## INSTRUCTION
Scan the material below for the string "this", and copy every line where it shows up.

***** DATA SECTION

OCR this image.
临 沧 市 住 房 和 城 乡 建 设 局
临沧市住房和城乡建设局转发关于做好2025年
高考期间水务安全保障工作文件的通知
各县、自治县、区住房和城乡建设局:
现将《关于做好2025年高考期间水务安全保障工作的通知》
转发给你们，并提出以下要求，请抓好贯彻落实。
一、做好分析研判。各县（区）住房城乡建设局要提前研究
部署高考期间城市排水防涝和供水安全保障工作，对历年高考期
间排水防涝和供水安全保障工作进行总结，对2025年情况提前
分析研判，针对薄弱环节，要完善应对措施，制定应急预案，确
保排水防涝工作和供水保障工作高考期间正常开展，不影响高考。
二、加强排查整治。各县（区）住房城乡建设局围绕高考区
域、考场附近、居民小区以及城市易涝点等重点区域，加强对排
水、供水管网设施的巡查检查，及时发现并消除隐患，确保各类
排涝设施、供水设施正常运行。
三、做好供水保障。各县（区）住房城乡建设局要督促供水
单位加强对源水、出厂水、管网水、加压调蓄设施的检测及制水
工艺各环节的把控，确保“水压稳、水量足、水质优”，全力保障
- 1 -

**********
***** DATA SECTION

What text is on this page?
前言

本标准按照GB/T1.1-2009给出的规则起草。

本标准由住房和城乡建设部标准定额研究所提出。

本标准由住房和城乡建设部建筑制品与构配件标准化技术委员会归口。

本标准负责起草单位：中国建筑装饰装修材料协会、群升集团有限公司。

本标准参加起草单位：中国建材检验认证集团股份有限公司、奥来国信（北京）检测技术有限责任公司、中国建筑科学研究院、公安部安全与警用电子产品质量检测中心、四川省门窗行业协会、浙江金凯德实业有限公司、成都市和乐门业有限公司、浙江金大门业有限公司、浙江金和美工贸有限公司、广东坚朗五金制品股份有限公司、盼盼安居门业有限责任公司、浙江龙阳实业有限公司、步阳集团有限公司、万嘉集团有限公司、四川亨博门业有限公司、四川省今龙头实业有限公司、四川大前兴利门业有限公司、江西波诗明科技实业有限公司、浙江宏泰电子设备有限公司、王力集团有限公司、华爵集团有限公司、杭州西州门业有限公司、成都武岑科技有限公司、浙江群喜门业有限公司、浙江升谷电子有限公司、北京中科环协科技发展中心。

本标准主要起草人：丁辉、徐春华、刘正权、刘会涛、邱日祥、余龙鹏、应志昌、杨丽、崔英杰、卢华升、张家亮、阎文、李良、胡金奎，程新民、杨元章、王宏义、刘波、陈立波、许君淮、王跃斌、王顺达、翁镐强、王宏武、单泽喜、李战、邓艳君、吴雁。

**********

## TASK RESPONSE
OCR this image.
What text is on this page?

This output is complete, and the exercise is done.